Les engagements financiers de l’État relèvent essentiellement de la charge de la dette, qui représente la quasi-totalité des crédits. Elle est relativement stable depuis plusieurs années, à un peu plus de 42 milliards d’euros, soit une légère hausse de 1,02 % par rapport à la loi de finances initiale pour 2018. Cette stabilisation a pour origine des taux d’intérêt extrêmement bas, qui ont néanmoins commencé à légèrement remonter cette année.

L’encours de la dette continue d’augmenter. Il devrait atteindre 98,7 % du PIB en 2019, alors que la majorité des États de la zone euro connaissent désormais une trajectoire inverse, à la baisse.

Le besoin de financement progresse également en raison de cette majoration et de l’arrivée à échéance de certains titres émis lors de la crise financière de 2008-2009. Cette situation fait peser sur nos finances publiques des risques, dont le plus important est la remontée des taux d’intérêt, qui commence à se matérialiser. Il est donc nécessaire de poursuivre et d’accentuer les efforts pour engager un réel désendettement, et non plus seulement une contribution au remboursement de la dette, comme c’est le cas aujourd’hui.

La mission « Investissements d’avenir », qui trouve ses origines dans les travaux d’une commission présidée, il y a une décennie, par Alain Juppé et Michel Rocard, illustre la volonté des gouvernements successifs de soutenir de manière dynamique et sélective les actions porteuses d’avenir pour notre économie. Elle souligne en même temps la difficulté de mettre en œuvre rapidement les mesures d’incitation ou d’accompagnement choisies dans différents programmes.

Les trois programmes d’investissements d’avenir ont été réunis l’an dernier au sein d’un Grand Plan d’investissement de 57 milliards d’euros. Celui-ci se traduit dans le projet de loi de finances pour 2019 par l’inscription de 1,05 milliard d’euros en crédits de paiements. Ce montant est relativement modeste et ne paraît pas être à la hauteur de l’ambition affichée de doter notre pays d’une économie performante. On ne peut pas réduire une logique de projet à une stricte logique budgétaire, même si, en agissant ainsi, le Gouvernement est dans son rôle.

La mission « Remboursements et dégrèvements », qui recouvre 115,8 milliards d’euros de crédits en 2019, est en hausse de 7 milliards d’euros par rapport à 2018, soit une hausse un peu moins forte que l’an dernier, mais tout de même importante, qui résulte, notamment, de l’entrée en vigueur du prélèvement à la source, du poids persistant du CICE, ainsi que de la censure par le Conseil constitutionnel du mode de calcul de la CVAE.

**TRAVAIL DEMANDÉ**
• a. D'après l'extrait sur les finances de l'État, à quel pourcentage du PIB l'encours de la dette devrait-il s'élever en 2019 ?
• b. Recopiez sans rien changer tout le passage de l'extrait sur les finances de l'État, depuis « Les engagements financiers » jusqu'à « à la baisse. ».
• c. Prolongez l'extrait sur les finances de l'État en reprenant juste après sa dernière phrase.
Les lignes n'ont aucun rapport avec l'extrait sur les finances de l'État.

**INFORMATIONS AFFICHÉES**
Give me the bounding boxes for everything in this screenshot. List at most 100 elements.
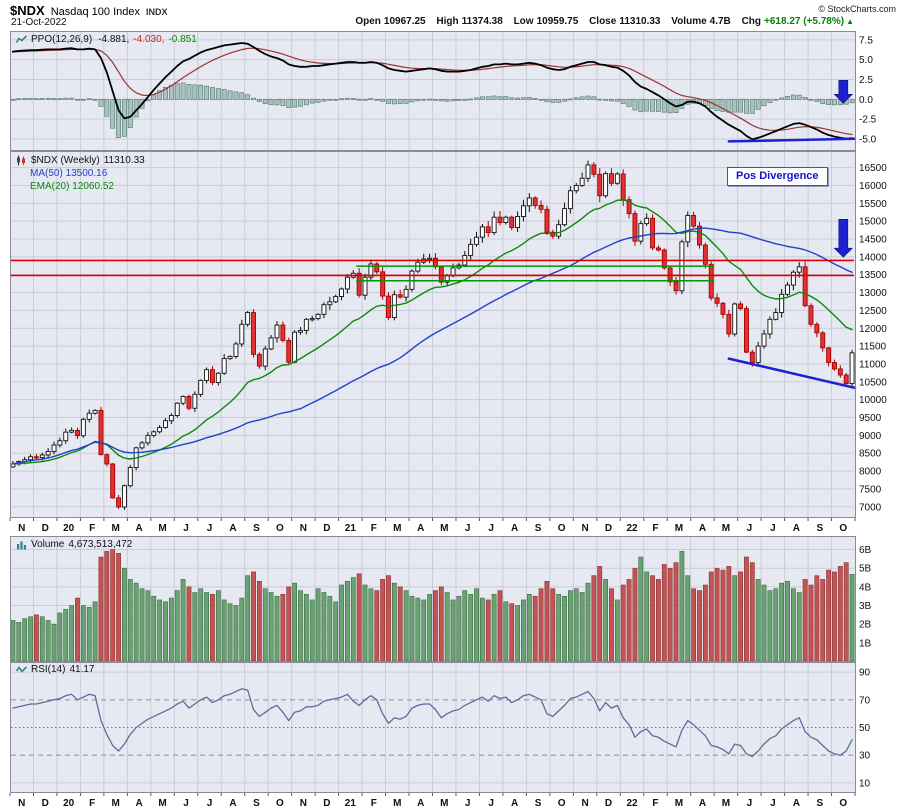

**RÉPONSES AUX CONSIGNES**
• a. À 98,7 % du PIB.

• b.
Les engagements financiers de l’État relèvent essentiellement de la charge de la dette, qui représente la quasi-totalité des crédits. Elle est relativement stable depuis plusieurs années, à un peu plus de 42 milliards d’euros, soit une légère hausse de 1,02 % par rapport à la loi de finances initiale pour 2018. Cette stabilisation a pour origine des taux d’intérêt extrêmement bas, qui ont néanmoins commencé à légèrement remonter cette année.

L’encours de la dette continue d’augmenter. Il devrait atteindre 98,7 % du PIB en 2019, alors que la majorité des États de la zone euro connaissent désormais une trajectoire inverse, à la baisse.

• c.
Lors de sa création, le CICE a été fortement critiqué, voire caricaturé, à droite et à gauche, pour des raisons différentes. En janvier 2019, il va laisser place à un dispositif de baisse des charges sociales. On passera ainsi d’une mesure au caractère conjoncturel et fragile à un statut structurel et permanent offrant au monde économique une meilleure visibilité, ce qui ne sera toutefois pas sans conséquence sur le solde public.

Enfin, j’évoquerai les comptes d’affectation spéciale « Participations financières de l’État » et « Participation au désendettement de la Grèce ».

Le premier est le support budgétaire de l’État actionnaire. Sa particularité est de présenter une programmation conventionnellement à l’équilibre afin de préserver la confidentialité des opérations de cession ou d’acquisition à venir. À ce titre, la vraie question est la suivante : quelle ligne directrice en matière de participation de l’État au capital de certaines grandes entreprises le Gouvernement souhaite-t-il choisir ? S’impliquera-t-il, ou non, dans les filières stratégiques ? Les débats à venir dans le cadre du projet de loi PACTE permettront, je l’espère, d’apporter des réponses plus limpides.

Le compte d’affectation spéciale « Participation au désendettement de la Grèce » est légèrement déficitaire. Il traduit pourtant l’engagement de notre pays envers cet important partenaire européen.

M. le président. La parole est à M. Emmanuel Capus.

M. Emmanuel Capus. Monsieur le président, monsieur le secrétaire d’État, mes chers collègues, il est intéressant que nous examinions conjointement les crédits des missions « Engagements financiers de l’État » et « Investissements d’avenir ». Le montant des crédits dédiés à la charge de la dette représente le poids du passé, qui obère nos politiques publiques aujourd’hui et pèsera, demain, sur les épaules de nos enfants. À l’inverse, les investissements d’avenir constituent un effort salutaire, mais bien modeste en comparaison, pour préparer le futur de notre économie et de notre société.

Je commencerai par évoquer le poids du passé : la dette.

Le programme 117 de la mission « Engagements financiers de l’État », qui représente la quasi-totalité des crédits de la mission, contient la charge d’intérêts de notre dette souveraine. Celle-ci atteint dans le projet de loi de finances pour 2019 un montant de 42,47 milliards d’euros, en croissance de 1,7 % par rapport à 2018. C’est six fois le budget de la justice ou encore 10 milliards d’euros de plus que le budget de la défense. On mesure ainsi le gaspillage de ressources auquel nous consentons chaque année.

Malgré les efforts du Gouvernement, la dette française continue donc de s’accroître inexorablement, alimentée par des déficits qui ne se résorbent que trop lentement.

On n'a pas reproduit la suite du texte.